**TASK DIRECTIONS**
Extract every line from the records below that contains the word "color".

**DATA ENTRIES**
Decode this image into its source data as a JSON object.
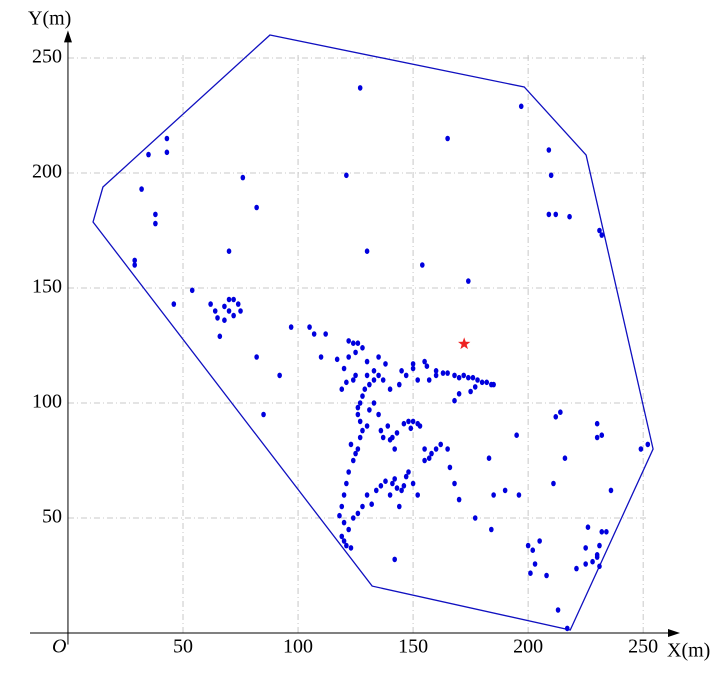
{
  "chart_data": {
    "type": "scatter",
    "x_label": "X(m)",
    "y_label": "Y(m)",
    "origin_label": "O",
    "xlim": [
      -16.5,
      266
    ],
    "ylim": [
      -5,
      262
    ],
    "xticks": [
      50,
      100,
      150,
      200,
      250
    ],
    "yticks": [
      50,
      100,
      150,
      200,
      250
    ],
    "grid": true,
    "color": "#0000dd",
    "x": [
      127,
      197,
      165,
      43,
      43,
      35,
      209,
      121,
      210,
      76,
      32,
      82,
      38,
      38,
      209,
      212,
      218,
      231,
      232,
      70,
      130,
      29,
      29,
      154,
      174,
      54,
      46,
      70,
      72,
      74,
      75,
      68,
      70,
      64,
      65,
      68,
      72,
      62,
      66,
      82,
      97,
      105,
      107,
      112,
      110,
      117,
      92,
      85,
      122,
      124,
      126,
      122,
      125,
      128,
      130,
      133,
      135,
      138,
      145,
      150,
      155,
      156,
      160,
      163,
      165,
      168,
      170,
      172,
      174,
      176,
      178,
      180,
      182,
      184,
      185,
      177,
      175,
      170,
      168,
      160,
      157,
      152,
      150,
      147,
      144,
      140,
      137,
      135,
      133,
      131,
      130,
      129,
      128,
      127,
      126,
      125,
      124,
      121,
      120,
      119,
      126,
      127,
      130,
      131,
      133,
      135,
      136,
      137,
      140,
      139,
      141,
      142,
      143,
      128,
      127,
      126,
      125,
      123,
      124,
      122,
      121,
      120,
      119,
      118,
      120,
      119,
      120,
      121,
      123,
      122,
      124,
      126,
      128,
      130,
      132,
      134,
      136,
      138,
      140,
      141,
      142,
      143,
      145,
      146,
      147,
      148,
      144,
      150,
      152,
      155,
      157,
      158,
      160,
      162,
      165,
      166,
      168,
      170,
      148,
      150,
      152,
      153,
      146,
      149,
      155,
      142,
      183,
      185,
      184,
      177,
      190,
      195,
      196,
      200,
      202,
      205,
      203,
      201,
      208,
      213,
      217,
      211,
      212,
      214,
      216,
      221,
      225,
      226,
      225,
      228,
      230,
      231,
      232,
      234,
      236,
      230,
      230,
      232,
      249,
      252,
      231,
      230
    ],
    "values": [
      237,
      229,
      215,
      215,
      209,
      208,
      210,
      199,
      199,
      198,
      193,
      185,
      182,
      178,
      182,
      182,
      181,
      175,
      173,
      166,
      166,
      162,
      160,
      160,
      153,
      149,
      143,
      145,
      145,
      143,
      140,
      142,
      140,
      140,
      137,
      136,
      138,
      143,
      129,
      120,
      133,
      133,
      130,
      130,
      120,
      119,
      112,
      95,
      127,
      126,
      126,
      120,
      122,
      124,
      118,
      114,
      120,
      117,
      114,
      117,
      118,
      116,
      114,
      113,
      113,
      112,
      111,
      112,
      111,
      111,
      110,
      109,
      109,
      108,
      108,
      107,
      105,
      104,
      101,
      112,
      110,
      110,
      115,
      112,
      108,
      106,
      110,
      112,
      110,
      108,
      112,
      106,
      103,
      100,
      98,
      112,
      110,
      109,
      115,
      106,
      95,
      92,
      90,
      97,
      100,
      95,
      88,
      85,
      84,
      90,
      85,
      80,
      87,
      88,
      85,
      80,
      78,
      82,
      75,
      70,
      65,
      60,
      55,
      51,
      48,
      42,
      40,
      38,
      37,
      45,
      50,
      52,
      55,
      60,
      56,
      62,
      64,
      66,
      60,
      65,
      67,
      63,
      62,
      64,
      68,
      70,
      55,
      65,
      60,
      80,
      76,
      78,
      80,
      82,
      80,
      72,
      65,
      58,
      92,
      92,
      91,
      90,
      91,
      89,
      75,
      32,
      76,
      60,
      45,
      50,
      62,
      86,
      60,
      38,
      36,
      40,
      30,
      26,
      25,
      10,
      2,
      65,
      94,
      96,
      76,
      28,
      37,
      46,
      30,
      31,
      33,
      38,
      44,
      44,
      62,
      85,
      91,
      86,
      80,
      82,
      29,
      34
    ],
    "hull": {
      "color": "#1010c0",
      "x": [
        87.8,
        198.3,
        225.2,
        254.3,
        218.3,
        132.2,
        10.9,
        15.2
      ],
      "y": [
        260,
        237.4,
        207.8,
        80,
        1.3,
        20.4,
        178.7,
        193.9
      ]
    },
    "star": {
      "color": "#ee2222",
      "x": 172.2,
      "y": 125.7
    }
  }
}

**COMPLETE RESPONSE**
    "color": "#0000dd",
      "color": "#1010c0",
      "color": "#ee2222",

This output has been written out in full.